#### THE PROBLEM:
Print the listing below exactly.
◇ ◇ ◇ ◇ ◇ ◇ ◇
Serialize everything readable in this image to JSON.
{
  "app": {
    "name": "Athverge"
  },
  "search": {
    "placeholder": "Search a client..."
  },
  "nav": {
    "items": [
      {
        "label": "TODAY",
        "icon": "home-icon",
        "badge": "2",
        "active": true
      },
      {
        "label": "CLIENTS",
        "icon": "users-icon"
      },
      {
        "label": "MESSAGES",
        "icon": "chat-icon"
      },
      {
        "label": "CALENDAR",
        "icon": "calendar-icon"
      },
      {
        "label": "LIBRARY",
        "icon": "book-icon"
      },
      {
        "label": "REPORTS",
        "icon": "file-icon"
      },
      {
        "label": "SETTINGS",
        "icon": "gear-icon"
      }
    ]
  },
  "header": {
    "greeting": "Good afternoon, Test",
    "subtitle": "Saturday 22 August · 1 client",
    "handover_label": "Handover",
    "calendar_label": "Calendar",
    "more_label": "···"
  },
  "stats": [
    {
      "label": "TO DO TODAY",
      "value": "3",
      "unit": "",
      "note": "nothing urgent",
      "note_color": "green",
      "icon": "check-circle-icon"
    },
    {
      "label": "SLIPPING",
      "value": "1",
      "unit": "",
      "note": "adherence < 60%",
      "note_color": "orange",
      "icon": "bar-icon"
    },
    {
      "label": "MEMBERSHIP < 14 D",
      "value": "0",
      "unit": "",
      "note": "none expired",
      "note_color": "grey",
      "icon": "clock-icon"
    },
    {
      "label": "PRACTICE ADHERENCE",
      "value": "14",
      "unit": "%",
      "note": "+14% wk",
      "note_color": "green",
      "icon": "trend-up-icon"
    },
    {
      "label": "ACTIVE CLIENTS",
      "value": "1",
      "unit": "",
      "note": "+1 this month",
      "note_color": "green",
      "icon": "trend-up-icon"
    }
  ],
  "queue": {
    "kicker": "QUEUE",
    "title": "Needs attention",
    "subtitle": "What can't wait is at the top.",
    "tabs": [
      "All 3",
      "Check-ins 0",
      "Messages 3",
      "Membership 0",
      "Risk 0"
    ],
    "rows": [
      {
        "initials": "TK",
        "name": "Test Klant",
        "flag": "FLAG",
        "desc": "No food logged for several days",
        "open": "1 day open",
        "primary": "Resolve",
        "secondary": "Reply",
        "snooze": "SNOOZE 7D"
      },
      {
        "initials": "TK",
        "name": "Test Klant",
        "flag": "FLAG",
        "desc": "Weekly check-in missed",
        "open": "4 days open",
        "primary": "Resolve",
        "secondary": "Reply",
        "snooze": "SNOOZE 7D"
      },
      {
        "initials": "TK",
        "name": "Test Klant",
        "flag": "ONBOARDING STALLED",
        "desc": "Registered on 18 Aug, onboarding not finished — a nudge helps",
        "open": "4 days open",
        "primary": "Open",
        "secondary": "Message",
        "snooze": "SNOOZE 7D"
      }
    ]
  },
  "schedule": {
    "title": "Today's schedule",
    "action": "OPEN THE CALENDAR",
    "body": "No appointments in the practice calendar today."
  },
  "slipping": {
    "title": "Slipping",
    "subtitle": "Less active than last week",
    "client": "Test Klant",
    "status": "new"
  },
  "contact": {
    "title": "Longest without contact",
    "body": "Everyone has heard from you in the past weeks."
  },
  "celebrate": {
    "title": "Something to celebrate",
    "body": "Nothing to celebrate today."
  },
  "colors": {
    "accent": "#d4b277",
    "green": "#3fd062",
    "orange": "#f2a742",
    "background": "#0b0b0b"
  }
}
◇ ◇ ◇ ◇ ◇ ◇ ◇
#### RESPONSE TO THE TASK:
Serialize everything readable in this image to JSON.
{
  "app": {
    "name": "Athverge"
  },
  "search": {
    "placeholder": "Search a client..."
  },
  "nav": {
    "items": [
      {
        "label": "TODAY",
        "icon": "home-icon",
        "badge": "2",
        "active": true
      },
      {
        "label": "CLIENTS",
        "icon": "users-icon"
      },
      {
        "label": "MESSAGES",
        "icon": "chat-icon"
      },
      {
        "label": "CALENDAR",
        "icon": "calendar-icon"
      },
      {
        "label": "LIBRARY",
        "icon": "book-icon"
      },
      {
        "label": "REPORTS",
        "icon": "file-icon"
      },
      {
        "label": "SETTINGS",
        "icon": "gear-icon"
      }
    ]
  },
  "header": {
    "greeting": "Good afternoon, Test",
    "subtitle": "Saturday 22 August · 1 client",
    "handover_label": "Handover",
    "calendar_label": "Calendar",
    "more_label": "···"
  },
  "stats": [
    {
      "label": "TO DO TODAY",
      "value": "3",
      "unit": "",
      "note": "nothing urgent",
      "note_color": "green",
      "icon": "check-circle-icon"
    },
    {
      "label": "SLIPPING",
      "value": "1",
      "unit": "",
      "note": "adherence < 60%",
      "note_color": "orange",
      "icon": "bar-icon"
    },
    {
      "label": "MEMBERSHIP < 14 D",
      "value": "0",
      "unit": "",
      "note": "none expired",
      "note_color": "grey",
      "icon": "clock-icon"
    },
    {
      "label": "PRACTICE ADHERENCE",
      "value": "14",
      "unit": "%",
      "note": "+14% wk",
      "note_color": "green",
      "icon": "trend-up-icon"
    },
    {
      "label": "ACTIVE CLIENTS",
      "value": "1",
      "unit": "",
      "note": "+1 this month",
      "note_color": "green",
      "icon": "trend-up-icon"
    }
  ],
  "queue": {
    "kicker": "QUEUE",
    "title": "Needs attention",
    "subtitle": "What can't wait is at the top.",
    "tabs": [
      "All 3",
      "Check-ins 0",
      "Messages 3",
      "Membership 0",
      "Risk 0"
    ],
    "rows": [
      {
        "initials": "TK",
        "name": "Test Klant",
        "flag": "FLAG",
        "desc": "No food logged for several days",
        "open": "1 day open",
        "primary": "Resolve",
        "secondary": "Reply",
        "snooze": "SNOOZE 7D"
      },
      {
        "initials": "TK",
        "name": "Test Klant",
        "flag": "FLAG",
        "desc": "Weekly check-in missed",
        "open": "4 days open",
        "primary": "Resolve",
        "secondary": "Reply",
        "snooze": "SNOOZE 7D"
      },
      {
        "initials": "TK",
        "name": "Test Klant",
        "flag": "ONBOARDING STALLED",
        "desc": "Registered on 18 Aug, onboarding not finished — a nudge helps",
        "open": "4 days open",
        "primary": "Open",
        "secondary": "Message",
        "snooze": "SNOOZE 7D"
      }
    ]
  },
  "schedule": {
    "title": "Today's schedule",
    "action": "OPEN THE CALENDAR",
    "body": "No appointments in the practice calendar today."
  },
  "slipping": {
    "title": "Slipping",
    "subtitle": "Less active than last week",
    "client": "Test Klant",
    "status": "new"
  },
  "contact": {
    "title": "Longest without contact",
    "body": "Everyone has heard from you in the past weeks."
  },
  "celebrate": {
    "title": "Something to celebrate",
    "body": "Nothing to celebrate today."
  },
  "colors": {
    "accent": "#d4b277",
    "green": "#3fd062",
    "orange": "#f2a742",
    "background": "#0b0b0b"
  }
}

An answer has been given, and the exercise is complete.